>> Begin

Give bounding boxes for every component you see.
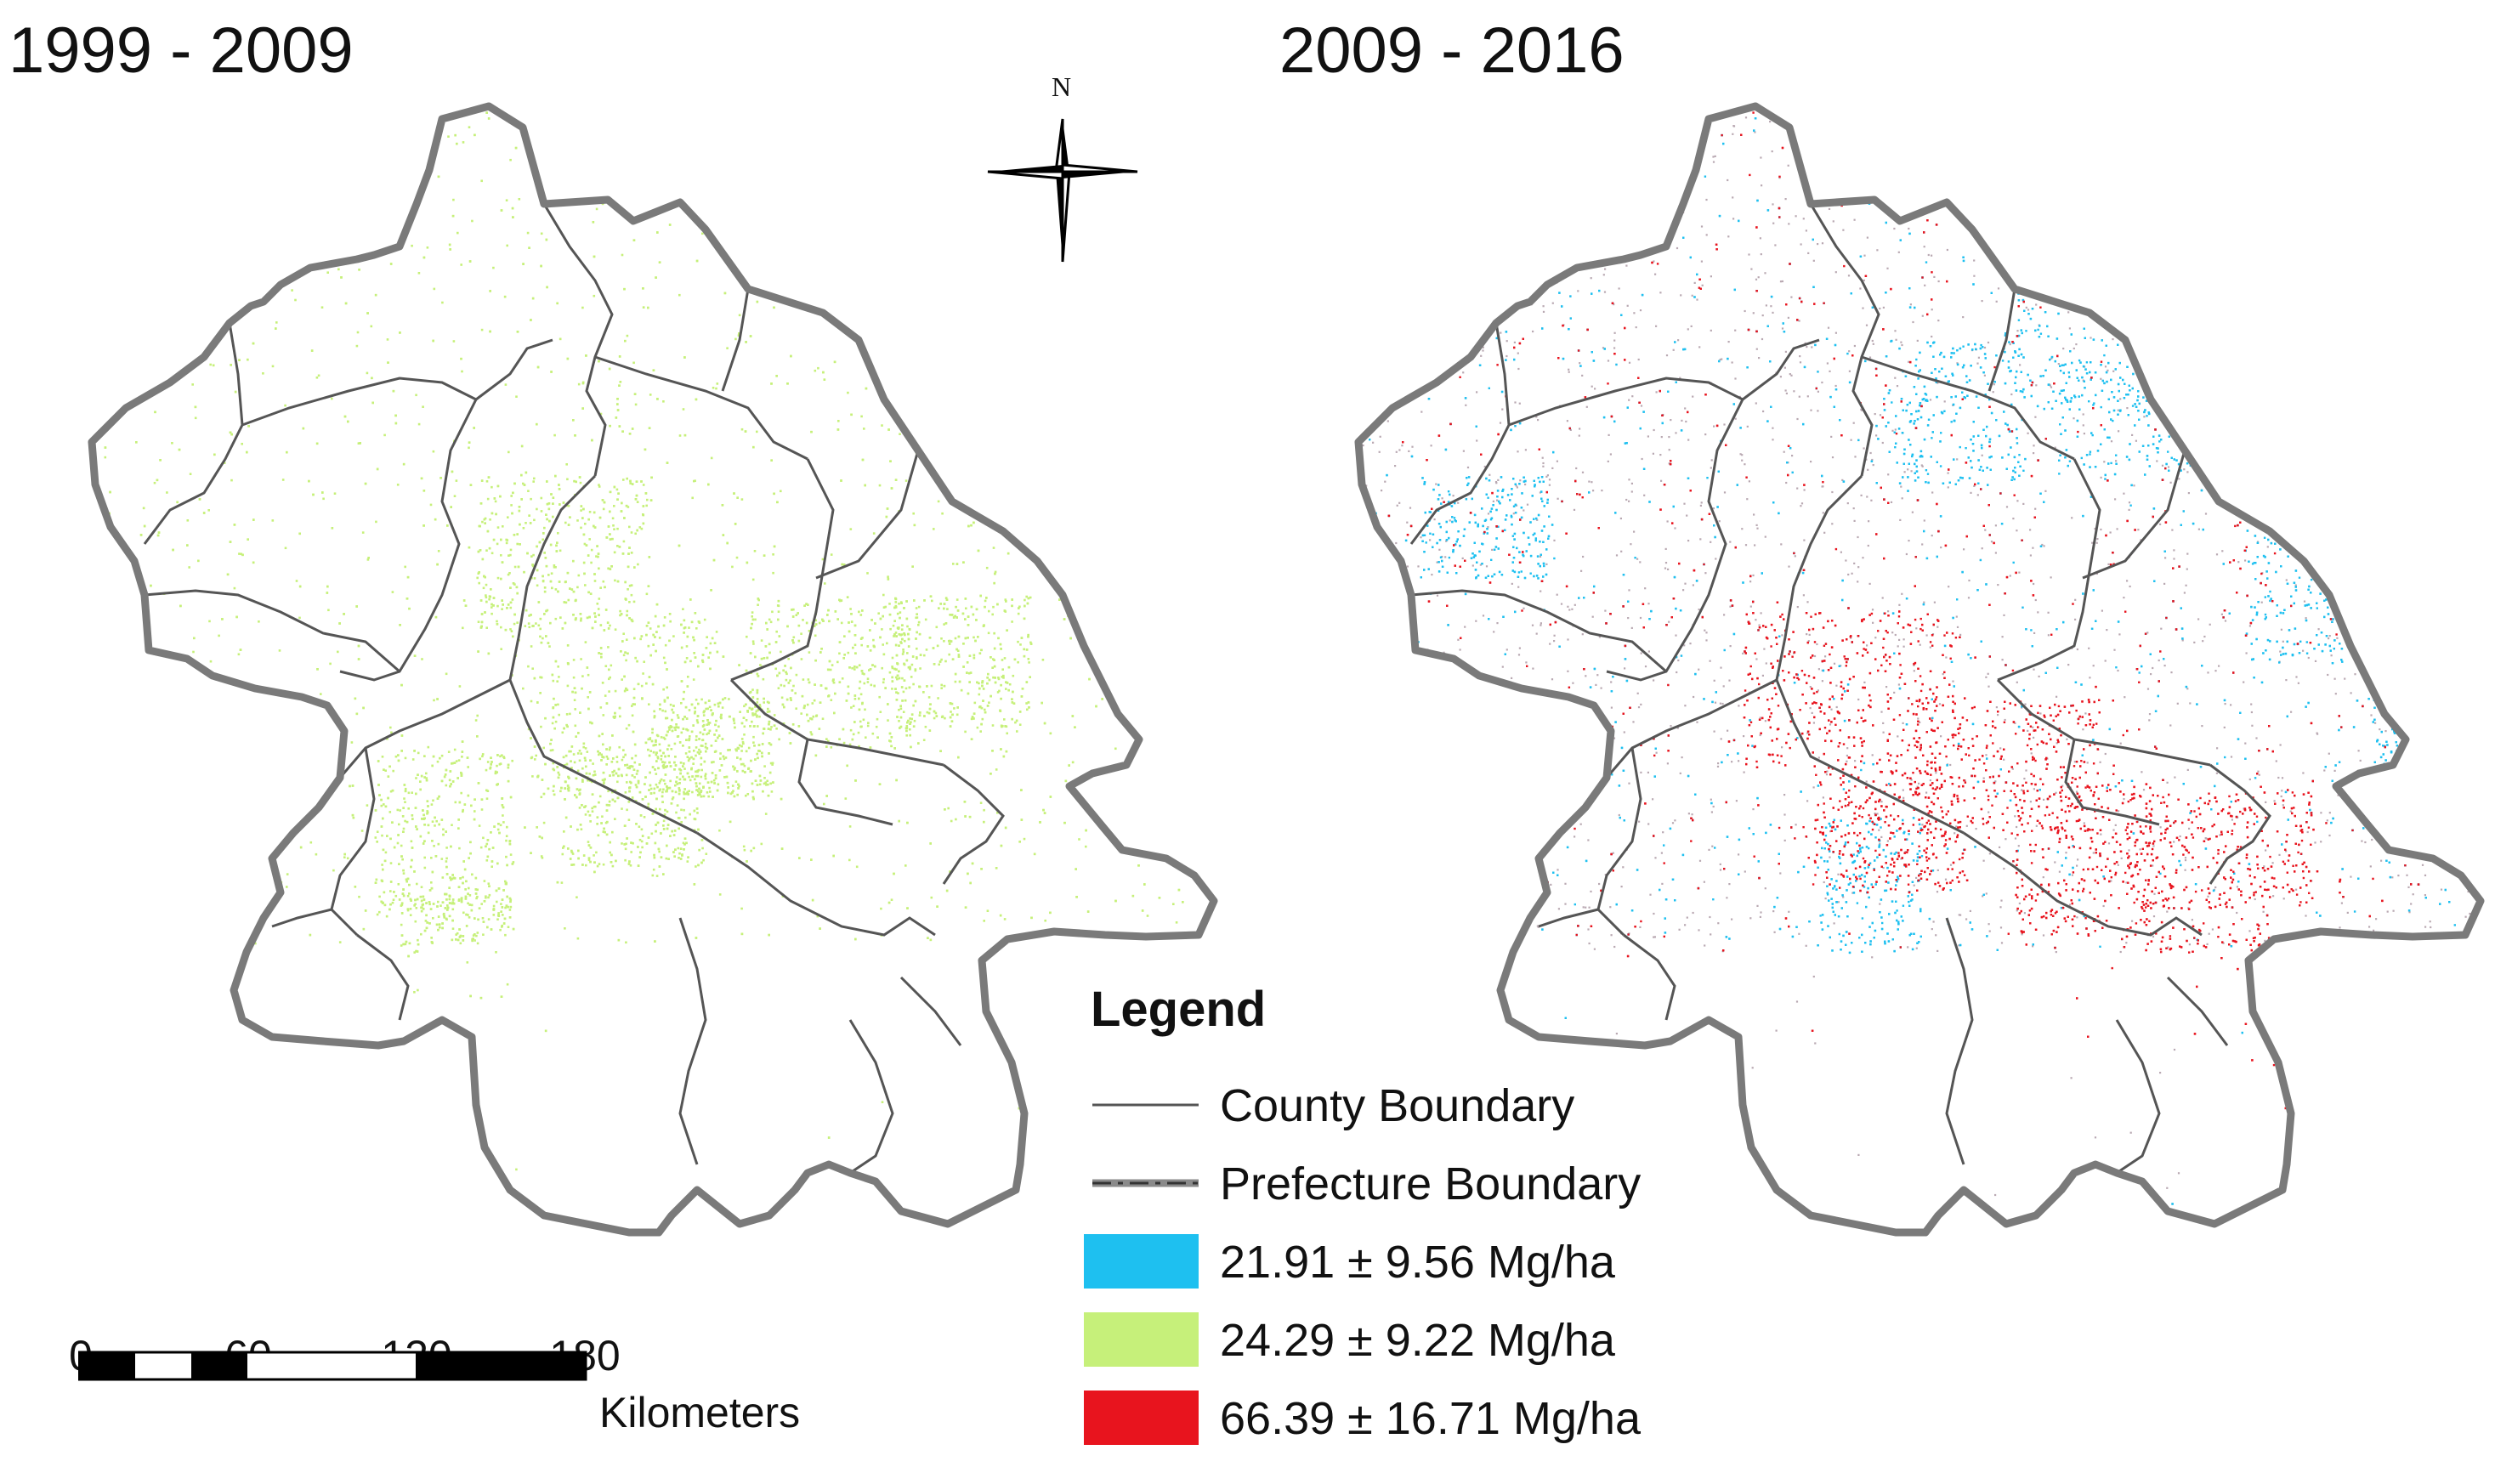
county-line (1538, 908, 1599, 928)
county-line (1605, 678, 1778, 779)
county-line (696, 831, 936, 937)
county-line (475, 338, 553, 401)
color-swatch-green (1084, 1312, 1199, 1367)
north-label: N (1052, 71, 1072, 102)
county-line (2064, 739, 2160, 826)
color-swatch-blue (1084, 1234, 1199, 1289)
county-line (730, 458, 835, 682)
county-boundaries (1409, 203, 2271, 1175)
scale-bar (78, 1351, 587, 1381)
county-boundaries (143, 203, 1005, 1175)
county-line (1861, 355, 2075, 461)
county-line (942, 763, 1005, 885)
county-line (721, 288, 750, 392)
county-line (542, 203, 614, 477)
carbon-pixels-2009-2016 (1360, 111, 2481, 1205)
legend: Legend County Boundary Prefecture Bounda… (1084, 969, 1764, 1445)
county-line (2209, 763, 2271, 885)
prefecture-boundary-swatch (1092, 1179, 1199, 1187)
county-line (1963, 831, 2203, 937)
county-line (899, 976, 962, 1046)
prefecture-outline (1354, 102, 2485, 1237)
county-line (1596, 747, 1642, 937)
county-line (241, 377, 477, 427)
county-line (2082, 450, 2186, 580)
county-line (815, 450, 920, 580)
county-line (1606, 399, 1744, 682)
color-swatch-red (1084, 1391, 1199, 1445)
county-line (1987, 288, 2016, 392)
legend-title: Legend (1091, 982, 1267, 1037)
county-line (1410, 589, 1667, 673)
scale-unit-label: Kilometers (599, 1389, 801, 1436)
compass-rose-icon (987, 118, 1138, 263)
county-line (338, 678, 511, 779)
map-2009-2016 (1354, 102, 2485, 1237)
county-boundary-swatch (1092, 1103, 1199, 1107)
panel-title-2009-2016: 2009 - 2016 (1279, 14, 1625, 87)
county-line (1508, 377, 1744, 427)
county-line (143, 322, 244, 545)
county-line (1997, 458, 2101, 682)
county-line (594, 355, 808, 461)
legend-label: County Boundary (1220, 1080, 1575, 1131)
county-line (1623, 933, 1676, 1021)
county-line (1775, 474, 1965, 835)
map-1999-2009 (88, 102, 1218, 1237)
county-line (1945, 917, 1974, 1165)
county-line (678, 917, 707, 1165)
county-line (797, 739, 893, 826)
legend-label: 66.39 ± 16.71 Mg/ha (1220, 1393, 1641, 1444)
county-line (1409, 322, 1511, 545)
county-line (339, 399, 478, 682)
legend-label: Prefecture Boundary (1220, 1158, 1642, 1209)
county-line (1809, 203, 1880, 477)
legend-label: 21.91 ± 9.56 Mg/ha (1220, 1237, 1615, 1288)
county-line (729, 678, 944, 767)
county-line (144, 589, 400, 673)
county-line (1742, 338, 1820, 401)
county-line (2115, 1019, 2161, 1175)
county-line (271, 908, 332, 928)
prefecture-outline (88, 102, 1218, 1237)
county-line (1996, 678, 2211, 767)
county-line (848, 1019, 894, 1175)
legend-label: 24.29 ± 9.22 Mg/ha (1220, 1315, 1615, 1366)
county-line (330, 747, 376, 937)
county-line (356, 933, 410, 1021)
panel-title-1999-2009: 1999 - 2009 (9, 14, 354, 87)
county-line (2166, 976, 2229, 1046)
carbon-pixels-1999-2009 (104, 111, 1214, 1171)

>> End

**REQUIREMENTS:** Give the entries above as a JSON list of strings, one string per line, with blank lines and pictures left out.

**COMPLETE ANSWER:**
[
  "Give bounding boxes for every component you see.",
  "county-line (1538, 908, 1599, 928)",
  "county-line (1605, 678, 1778, 779)",
  "county-line (696, 831, 936, 937)",
  "county-line (475, 338, 553, 401)",
  "color-swatch-green (1084, 1312, 1199, 1367)",
  "north-label: N (1052, 71, 1072, 102)",
  "county-line (2064, 739, 2160, 826)",
  "color-swatch-blue (1084, 1234, 1199, 1289)",
  "county-line (730, 458, 835, 682)",
  "county-boundaries (1409, 203, 2271, 1175)",
  "scale-bar (78, 1351, 587, 1381)",
  "county-boundaries (143, 203, 1005, 1175)",
  "county-line (1861, 355, 2075, 461)",
  "county-line (942, 763, 1005, 885)",
  "county-line (721, 288, 750, 392)",
  "county-line (542, 203, 614, 477)",
  "carbon-pixels-2009-2016 (1360, 111, 2481, 1205)",
  "legend: Legend County Boundary Prefecture Bounda… (1084, 969, 1764, 1445)",
  "county-line (2209, 763, 2271, 885)",
  "prefecture-boundary-swatch (1092, 1179, 1199, 1187)",
  "county-line (1963, 831, 2203, 937)",
  "county-line (899, 976, 962, 1046)",
  "prefecture-outline (1354, 102, 2485, 1237)",
  "county-line (1596, 747, 1642, 937)",
  "county-line (241, 377, 477, 427)",
  "county-line (2082, 450, 2186, 580)",
  "county-line (815, 450, 920, 580)",
  "county-line (1606, 399, 1744, 682)",
  "color-swatch-red (1084, 1391, 1199, 1445)",
  "county-line (1987, 288, 2016, 392)",
  "legend-title: Legend (1091, 982, 1267, 1037)",
  "county-line (1410, 589, 1667, 673)",
  "scale-unit-label: Kilometers (599, 1389, 801, 1436)",
  "compass-rose-icon (987, 118, 1138, 263)",
  "county-line (338, 678, 511, 779)",
  "map-2009-2016 (1354, 102, 2485, 1237)",
  "county-boundary-swatch (1092, 1103, 1199, 1107)",
  "panel-title-2009-2016: 2009 - 2016 (1279, 14, 1625, 87)",
  "county-line (1508, 377, 1744, 427)",
  "county-line (143, 322, 244, 545)",
  "county-line (1997, 458, 2101, 682)",
  "county-line (594, 355, 808, 461)",
  "legend-label: County Boundary (1220, 1080, 1575, 1131)",
  "county-line (1623, 933, 1676, 1021)",
  "county-line (1775, 474, 1965, 835)",
  "map-1999-2009 (88, 102, 1218, 1237)",
  "county-line (1945, 917, 1974, 1165)",
  "county-line (678, 917, 707, 1165)",
  "county-line (797, 739, 893, 826)",
  "legend-label: 66.39 ± 16.71 Mg/ha (1220, 1393, 1641, 1444)",
  "county-line (1409, 322, 1511, 545)",
  "county-line (339, 399, 478, 682)",
  "legend-label: Prefecture Boundary (1220, 1158, 1642, 1209)",
  "county-line (1809, 203, 1880, 477)",
  "legend-label: 21.91 ± 9.56 Mg/ha (1220, 1237, 1615, 1288)",
  "county-line (729, 678, 944, 767)",
  "county-line (144, 589, 400, 673)",
  "county-line (1742, 338, 1820, 401)",
  "county-line (2115, 1019, 2161, 1175)",
  "county-line (271, 908, 332, 928)",
  "prefecture-outline (88, 102, 1218, 1237)",
  "county-line (1996, 678, 2211, 767)",
  "county-line (848, 1019, 894, 1175)",
  "legend-label: 24.29 ± 9.22 Mg/ha (1220, 1315, 1615, 1366)",
  "county-line (330, 747, 376, 937)",
  "county-line (356, 933, 410, 1021)",
  "panel-title-1999-2009: 1999 - 2009 (9, 14, 354, 87)",
  "county-line (2166, 976, 2229, 1046)",
  "carbon-pixels-1999-2009 (104, 111, 1214, 1171)"
]